Data provided

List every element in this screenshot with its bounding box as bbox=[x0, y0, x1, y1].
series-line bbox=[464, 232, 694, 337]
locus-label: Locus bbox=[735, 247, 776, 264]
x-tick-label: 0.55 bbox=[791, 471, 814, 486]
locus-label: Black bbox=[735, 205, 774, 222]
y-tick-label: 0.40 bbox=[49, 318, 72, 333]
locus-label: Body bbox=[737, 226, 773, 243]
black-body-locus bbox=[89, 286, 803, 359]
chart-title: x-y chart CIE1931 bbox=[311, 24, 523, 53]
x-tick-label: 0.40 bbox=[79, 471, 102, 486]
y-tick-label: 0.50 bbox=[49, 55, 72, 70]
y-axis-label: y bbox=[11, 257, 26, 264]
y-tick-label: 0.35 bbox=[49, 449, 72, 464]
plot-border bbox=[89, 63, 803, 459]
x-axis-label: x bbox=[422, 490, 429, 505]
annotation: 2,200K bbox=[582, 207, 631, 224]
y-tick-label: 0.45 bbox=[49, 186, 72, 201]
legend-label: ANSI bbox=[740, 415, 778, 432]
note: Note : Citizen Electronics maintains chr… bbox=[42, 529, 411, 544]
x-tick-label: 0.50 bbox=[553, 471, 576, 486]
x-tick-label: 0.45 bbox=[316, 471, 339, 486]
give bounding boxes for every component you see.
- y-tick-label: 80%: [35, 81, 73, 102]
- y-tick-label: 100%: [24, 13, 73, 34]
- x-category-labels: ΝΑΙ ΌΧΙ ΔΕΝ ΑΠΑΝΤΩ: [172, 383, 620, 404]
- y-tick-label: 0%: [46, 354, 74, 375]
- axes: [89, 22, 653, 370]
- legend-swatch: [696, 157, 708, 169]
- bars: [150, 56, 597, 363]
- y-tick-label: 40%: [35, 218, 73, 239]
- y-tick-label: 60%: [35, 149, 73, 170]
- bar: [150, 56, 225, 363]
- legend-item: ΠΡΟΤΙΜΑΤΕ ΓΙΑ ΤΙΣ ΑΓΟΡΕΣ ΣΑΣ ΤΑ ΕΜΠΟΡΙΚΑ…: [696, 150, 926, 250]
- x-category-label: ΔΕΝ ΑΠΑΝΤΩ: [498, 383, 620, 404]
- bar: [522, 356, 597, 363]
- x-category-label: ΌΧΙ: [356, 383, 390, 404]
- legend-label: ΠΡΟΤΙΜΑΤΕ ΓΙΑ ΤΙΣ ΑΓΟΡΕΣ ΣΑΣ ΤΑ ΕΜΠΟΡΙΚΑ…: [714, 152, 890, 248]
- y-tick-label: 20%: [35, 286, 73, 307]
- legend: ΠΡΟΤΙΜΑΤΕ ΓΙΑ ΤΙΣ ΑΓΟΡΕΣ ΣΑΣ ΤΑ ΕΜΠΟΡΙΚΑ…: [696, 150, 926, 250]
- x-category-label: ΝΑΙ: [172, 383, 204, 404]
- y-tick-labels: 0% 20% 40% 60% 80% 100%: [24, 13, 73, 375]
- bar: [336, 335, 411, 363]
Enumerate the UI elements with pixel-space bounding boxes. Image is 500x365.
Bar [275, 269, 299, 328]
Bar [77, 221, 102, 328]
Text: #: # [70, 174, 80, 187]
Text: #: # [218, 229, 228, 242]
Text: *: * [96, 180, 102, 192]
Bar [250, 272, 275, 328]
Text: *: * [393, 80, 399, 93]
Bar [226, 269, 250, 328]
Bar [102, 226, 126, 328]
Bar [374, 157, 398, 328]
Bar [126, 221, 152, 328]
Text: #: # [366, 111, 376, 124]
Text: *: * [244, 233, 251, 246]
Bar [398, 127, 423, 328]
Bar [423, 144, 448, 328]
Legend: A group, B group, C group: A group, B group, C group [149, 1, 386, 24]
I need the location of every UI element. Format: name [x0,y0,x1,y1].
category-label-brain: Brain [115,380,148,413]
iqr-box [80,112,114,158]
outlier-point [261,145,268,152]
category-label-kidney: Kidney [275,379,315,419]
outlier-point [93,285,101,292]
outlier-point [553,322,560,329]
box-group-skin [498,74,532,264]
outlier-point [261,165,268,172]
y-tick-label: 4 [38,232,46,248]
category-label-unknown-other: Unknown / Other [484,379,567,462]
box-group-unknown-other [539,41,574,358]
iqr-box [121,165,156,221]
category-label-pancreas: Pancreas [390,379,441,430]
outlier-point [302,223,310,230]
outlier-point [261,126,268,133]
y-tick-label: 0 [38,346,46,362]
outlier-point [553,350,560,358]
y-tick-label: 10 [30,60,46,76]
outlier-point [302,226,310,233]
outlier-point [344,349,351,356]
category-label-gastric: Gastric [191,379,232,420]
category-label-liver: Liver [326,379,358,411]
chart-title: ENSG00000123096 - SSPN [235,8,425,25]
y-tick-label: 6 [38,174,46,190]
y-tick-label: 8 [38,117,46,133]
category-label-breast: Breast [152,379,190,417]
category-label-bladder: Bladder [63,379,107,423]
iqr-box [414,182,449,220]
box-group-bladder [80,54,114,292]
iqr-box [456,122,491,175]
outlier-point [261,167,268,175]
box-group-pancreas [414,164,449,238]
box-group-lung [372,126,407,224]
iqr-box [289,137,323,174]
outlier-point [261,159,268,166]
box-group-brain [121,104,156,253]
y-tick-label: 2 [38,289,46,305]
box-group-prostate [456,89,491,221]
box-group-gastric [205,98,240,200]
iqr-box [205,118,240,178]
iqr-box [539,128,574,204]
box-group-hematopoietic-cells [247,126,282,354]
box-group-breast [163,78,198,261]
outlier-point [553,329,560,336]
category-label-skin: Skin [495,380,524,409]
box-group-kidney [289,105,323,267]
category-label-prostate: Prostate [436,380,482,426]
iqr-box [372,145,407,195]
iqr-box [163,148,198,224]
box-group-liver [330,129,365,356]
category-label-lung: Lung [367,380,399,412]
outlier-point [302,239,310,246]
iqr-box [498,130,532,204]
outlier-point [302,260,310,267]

What is required
Please list every line in the listing above that contains the string "unknown". Case counts.

The output
category-label-unknown-other: Unknown / Other [484,379,567,462]
box-group-unknown-other [539,41,574,358]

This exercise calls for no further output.